_Set exercise_
Say how many lines of the material below contain the word "нагрузки", with no other words.

_Data in this exercise_
━━━━━━
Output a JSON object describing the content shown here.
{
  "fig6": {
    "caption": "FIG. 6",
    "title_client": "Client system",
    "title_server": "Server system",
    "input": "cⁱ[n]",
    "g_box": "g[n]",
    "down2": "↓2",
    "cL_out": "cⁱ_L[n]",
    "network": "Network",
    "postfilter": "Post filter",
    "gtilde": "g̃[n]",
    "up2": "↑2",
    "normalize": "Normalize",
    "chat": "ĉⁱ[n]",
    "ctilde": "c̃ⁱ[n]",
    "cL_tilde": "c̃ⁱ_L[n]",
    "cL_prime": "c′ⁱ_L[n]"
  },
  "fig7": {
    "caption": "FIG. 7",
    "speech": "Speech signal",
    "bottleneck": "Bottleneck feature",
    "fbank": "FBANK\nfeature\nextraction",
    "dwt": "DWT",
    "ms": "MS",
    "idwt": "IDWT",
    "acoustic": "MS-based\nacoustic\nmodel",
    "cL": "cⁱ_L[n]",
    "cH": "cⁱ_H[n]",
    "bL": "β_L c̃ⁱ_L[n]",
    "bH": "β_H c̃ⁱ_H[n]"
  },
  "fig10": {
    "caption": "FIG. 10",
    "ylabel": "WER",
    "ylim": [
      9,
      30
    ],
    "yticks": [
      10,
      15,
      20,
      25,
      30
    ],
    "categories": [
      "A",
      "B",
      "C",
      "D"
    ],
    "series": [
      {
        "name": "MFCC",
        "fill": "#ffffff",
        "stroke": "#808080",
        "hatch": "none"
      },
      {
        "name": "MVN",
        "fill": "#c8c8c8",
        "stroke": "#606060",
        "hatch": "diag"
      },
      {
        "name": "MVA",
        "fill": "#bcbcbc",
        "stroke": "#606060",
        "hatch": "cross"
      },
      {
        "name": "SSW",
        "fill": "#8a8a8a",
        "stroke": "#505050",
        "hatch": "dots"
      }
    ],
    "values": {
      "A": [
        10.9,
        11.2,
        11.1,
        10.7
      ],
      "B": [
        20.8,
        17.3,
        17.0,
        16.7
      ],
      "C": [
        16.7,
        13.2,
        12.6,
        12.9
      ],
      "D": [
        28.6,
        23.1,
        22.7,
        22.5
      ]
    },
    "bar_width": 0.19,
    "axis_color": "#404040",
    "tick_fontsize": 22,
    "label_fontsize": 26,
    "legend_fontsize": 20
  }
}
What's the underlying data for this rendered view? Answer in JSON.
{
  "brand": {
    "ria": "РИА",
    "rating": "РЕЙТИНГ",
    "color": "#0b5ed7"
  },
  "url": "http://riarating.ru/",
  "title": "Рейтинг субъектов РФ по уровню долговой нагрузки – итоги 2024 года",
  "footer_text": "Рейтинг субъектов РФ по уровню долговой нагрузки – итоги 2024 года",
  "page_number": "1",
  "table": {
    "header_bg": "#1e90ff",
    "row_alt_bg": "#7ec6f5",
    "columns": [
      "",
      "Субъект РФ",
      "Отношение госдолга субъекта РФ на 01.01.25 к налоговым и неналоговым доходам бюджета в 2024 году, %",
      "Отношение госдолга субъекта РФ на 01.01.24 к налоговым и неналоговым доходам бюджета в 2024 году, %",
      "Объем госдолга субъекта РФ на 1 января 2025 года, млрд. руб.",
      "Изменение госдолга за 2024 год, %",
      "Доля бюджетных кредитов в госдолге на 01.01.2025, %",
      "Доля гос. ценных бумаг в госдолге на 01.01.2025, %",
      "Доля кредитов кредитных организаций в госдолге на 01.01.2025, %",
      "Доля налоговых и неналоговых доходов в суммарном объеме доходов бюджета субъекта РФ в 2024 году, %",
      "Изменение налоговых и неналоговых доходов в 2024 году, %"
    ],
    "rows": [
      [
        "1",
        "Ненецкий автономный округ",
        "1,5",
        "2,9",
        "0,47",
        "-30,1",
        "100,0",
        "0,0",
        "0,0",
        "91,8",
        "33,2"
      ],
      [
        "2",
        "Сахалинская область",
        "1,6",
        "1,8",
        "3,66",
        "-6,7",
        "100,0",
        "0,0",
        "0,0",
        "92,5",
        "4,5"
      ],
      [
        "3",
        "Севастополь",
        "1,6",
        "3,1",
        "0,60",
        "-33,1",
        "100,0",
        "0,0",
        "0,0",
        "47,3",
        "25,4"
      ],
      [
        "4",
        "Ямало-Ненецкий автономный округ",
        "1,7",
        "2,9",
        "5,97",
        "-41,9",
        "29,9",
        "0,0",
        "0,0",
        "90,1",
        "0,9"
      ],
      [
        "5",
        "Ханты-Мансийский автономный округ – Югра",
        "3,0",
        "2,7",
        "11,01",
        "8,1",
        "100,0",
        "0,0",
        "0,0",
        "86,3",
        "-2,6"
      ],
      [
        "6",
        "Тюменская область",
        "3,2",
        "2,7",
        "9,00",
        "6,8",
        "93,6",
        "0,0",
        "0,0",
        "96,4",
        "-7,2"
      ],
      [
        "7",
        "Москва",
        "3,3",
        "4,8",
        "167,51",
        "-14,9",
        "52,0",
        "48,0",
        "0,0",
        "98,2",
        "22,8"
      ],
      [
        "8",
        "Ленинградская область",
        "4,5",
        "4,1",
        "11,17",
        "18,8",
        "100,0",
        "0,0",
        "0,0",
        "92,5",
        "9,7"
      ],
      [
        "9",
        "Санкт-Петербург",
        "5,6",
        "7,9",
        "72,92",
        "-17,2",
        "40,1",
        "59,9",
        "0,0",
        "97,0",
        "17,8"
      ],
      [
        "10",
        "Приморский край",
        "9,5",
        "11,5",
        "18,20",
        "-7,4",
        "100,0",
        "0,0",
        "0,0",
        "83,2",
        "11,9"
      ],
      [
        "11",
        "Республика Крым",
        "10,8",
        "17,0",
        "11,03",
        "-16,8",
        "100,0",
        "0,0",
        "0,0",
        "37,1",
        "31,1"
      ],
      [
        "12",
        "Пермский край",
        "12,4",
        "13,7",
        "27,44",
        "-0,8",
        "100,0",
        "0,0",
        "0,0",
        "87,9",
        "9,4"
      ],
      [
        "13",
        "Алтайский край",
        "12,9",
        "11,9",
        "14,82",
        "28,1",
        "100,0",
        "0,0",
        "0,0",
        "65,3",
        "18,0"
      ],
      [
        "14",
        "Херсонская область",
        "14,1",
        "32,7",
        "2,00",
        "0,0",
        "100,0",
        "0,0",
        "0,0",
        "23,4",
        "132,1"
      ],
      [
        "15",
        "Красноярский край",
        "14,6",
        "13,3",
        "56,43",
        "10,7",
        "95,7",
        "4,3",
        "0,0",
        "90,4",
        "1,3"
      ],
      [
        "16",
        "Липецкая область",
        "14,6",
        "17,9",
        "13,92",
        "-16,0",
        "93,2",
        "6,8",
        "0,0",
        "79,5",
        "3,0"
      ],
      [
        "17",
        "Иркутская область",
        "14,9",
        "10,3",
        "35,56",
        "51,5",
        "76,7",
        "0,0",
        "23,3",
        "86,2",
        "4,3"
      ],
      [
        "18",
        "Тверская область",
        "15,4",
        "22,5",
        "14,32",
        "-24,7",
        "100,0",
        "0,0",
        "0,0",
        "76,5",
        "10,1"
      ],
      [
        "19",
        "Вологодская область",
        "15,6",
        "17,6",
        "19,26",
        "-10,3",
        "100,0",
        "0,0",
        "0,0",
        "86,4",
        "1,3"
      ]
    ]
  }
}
━━━━━━
_Correct output_
2